Extend the passage on punter Bob Cameron, picking up right after its final sentence.

**Passage to read:**
⁂

Robert "Bob" Cameron (born July 18, 1954) is a former Canadian football player who played 23 seasons (1980-2002) with the Winnipeg Blue Bombers of the Canadian Football League.

Cameron was a quarterback at Acadia University.  He won the Hec Crighton Trophy (most outstanding college football player in Canada). Cameron was drafted by the Edmonton Eskimos in the first round of the 1977 College Draft. He was converted to a punter with the Blue Bombers.

⁂

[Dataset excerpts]
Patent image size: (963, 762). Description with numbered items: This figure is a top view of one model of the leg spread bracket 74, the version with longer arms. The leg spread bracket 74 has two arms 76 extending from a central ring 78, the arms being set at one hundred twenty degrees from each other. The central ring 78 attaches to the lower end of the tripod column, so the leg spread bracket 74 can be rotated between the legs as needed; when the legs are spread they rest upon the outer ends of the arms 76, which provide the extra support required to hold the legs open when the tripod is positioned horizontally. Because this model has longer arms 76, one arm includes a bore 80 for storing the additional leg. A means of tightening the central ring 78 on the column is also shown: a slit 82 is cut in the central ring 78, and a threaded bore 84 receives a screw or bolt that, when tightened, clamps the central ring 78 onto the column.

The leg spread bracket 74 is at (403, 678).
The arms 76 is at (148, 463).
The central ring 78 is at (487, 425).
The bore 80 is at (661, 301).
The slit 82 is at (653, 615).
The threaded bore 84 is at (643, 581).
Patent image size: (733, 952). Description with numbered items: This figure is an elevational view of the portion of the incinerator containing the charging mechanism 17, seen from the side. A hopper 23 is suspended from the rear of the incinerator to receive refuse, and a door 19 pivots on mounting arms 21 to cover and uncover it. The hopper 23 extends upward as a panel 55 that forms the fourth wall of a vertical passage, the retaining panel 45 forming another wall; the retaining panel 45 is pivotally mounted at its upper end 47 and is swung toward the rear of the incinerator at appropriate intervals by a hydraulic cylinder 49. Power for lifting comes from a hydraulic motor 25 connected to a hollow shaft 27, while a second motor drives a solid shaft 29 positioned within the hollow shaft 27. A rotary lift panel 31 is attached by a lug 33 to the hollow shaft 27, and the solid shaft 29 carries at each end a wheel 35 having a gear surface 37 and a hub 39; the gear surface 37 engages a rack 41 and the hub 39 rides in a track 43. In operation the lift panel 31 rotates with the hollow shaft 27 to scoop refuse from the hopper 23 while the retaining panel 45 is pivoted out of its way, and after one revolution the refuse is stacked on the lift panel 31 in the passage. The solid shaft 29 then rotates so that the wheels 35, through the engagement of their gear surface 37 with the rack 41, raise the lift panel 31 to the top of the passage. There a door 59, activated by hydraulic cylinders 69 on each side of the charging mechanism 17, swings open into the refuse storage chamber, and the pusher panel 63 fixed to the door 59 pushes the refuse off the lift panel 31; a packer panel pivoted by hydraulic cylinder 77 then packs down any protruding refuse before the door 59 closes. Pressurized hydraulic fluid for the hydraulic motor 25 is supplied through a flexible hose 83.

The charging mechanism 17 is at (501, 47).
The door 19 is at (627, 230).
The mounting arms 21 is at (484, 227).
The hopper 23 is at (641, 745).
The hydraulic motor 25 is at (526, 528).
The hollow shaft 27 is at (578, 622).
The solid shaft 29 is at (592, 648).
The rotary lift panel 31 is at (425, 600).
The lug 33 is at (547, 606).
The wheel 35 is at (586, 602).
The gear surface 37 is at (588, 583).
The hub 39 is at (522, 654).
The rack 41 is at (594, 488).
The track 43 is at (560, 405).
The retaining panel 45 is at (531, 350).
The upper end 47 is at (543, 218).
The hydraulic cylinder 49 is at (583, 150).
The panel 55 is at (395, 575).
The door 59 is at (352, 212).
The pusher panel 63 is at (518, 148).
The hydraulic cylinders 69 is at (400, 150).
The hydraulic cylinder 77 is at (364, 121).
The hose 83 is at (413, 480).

⁂

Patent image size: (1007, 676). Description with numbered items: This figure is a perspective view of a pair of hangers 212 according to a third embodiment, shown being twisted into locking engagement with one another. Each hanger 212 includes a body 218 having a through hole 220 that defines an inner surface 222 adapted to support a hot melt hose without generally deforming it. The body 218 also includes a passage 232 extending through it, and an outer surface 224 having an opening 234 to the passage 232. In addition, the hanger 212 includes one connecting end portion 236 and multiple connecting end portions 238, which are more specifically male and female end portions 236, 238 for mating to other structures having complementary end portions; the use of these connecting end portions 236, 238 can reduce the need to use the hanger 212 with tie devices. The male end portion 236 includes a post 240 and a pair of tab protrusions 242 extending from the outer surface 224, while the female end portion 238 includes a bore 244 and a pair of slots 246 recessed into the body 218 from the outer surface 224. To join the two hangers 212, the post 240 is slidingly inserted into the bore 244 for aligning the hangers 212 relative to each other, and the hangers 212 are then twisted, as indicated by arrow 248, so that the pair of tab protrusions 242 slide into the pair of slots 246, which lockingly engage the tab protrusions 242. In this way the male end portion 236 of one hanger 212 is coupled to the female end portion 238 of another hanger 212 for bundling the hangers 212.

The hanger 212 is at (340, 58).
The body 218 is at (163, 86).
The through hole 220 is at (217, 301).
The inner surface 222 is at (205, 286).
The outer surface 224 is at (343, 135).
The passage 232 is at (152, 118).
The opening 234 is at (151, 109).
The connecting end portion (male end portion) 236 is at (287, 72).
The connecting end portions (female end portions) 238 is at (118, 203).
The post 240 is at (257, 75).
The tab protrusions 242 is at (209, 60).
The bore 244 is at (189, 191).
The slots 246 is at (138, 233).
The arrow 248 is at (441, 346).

⁂

**Result for this task:**
Bob Cameron remains the CFL's all-time leading punter with 134,301 regular season punting yards.  He was a CFL all-star 4 times, a divisional all-star 6 times, and helped the Bombers to three Grey Cup victories.  In the 1988 Grey Cup Cameron was named the game's Most Valuable Canadian for his effective punting in windy conditions.  Cameron is also considered the CFL's "iron man" by setting the record for consecutive games played with 353 in a row. One game more than the NFL record of 352 held by Jeff Feagles.   In 2005, he was named one of the Blue Bombers 20 All-Time Greats. He was elected into the Canadian Football Hall of Fame in 2010 and the Manitoba Sports Hall of Fame in 2011.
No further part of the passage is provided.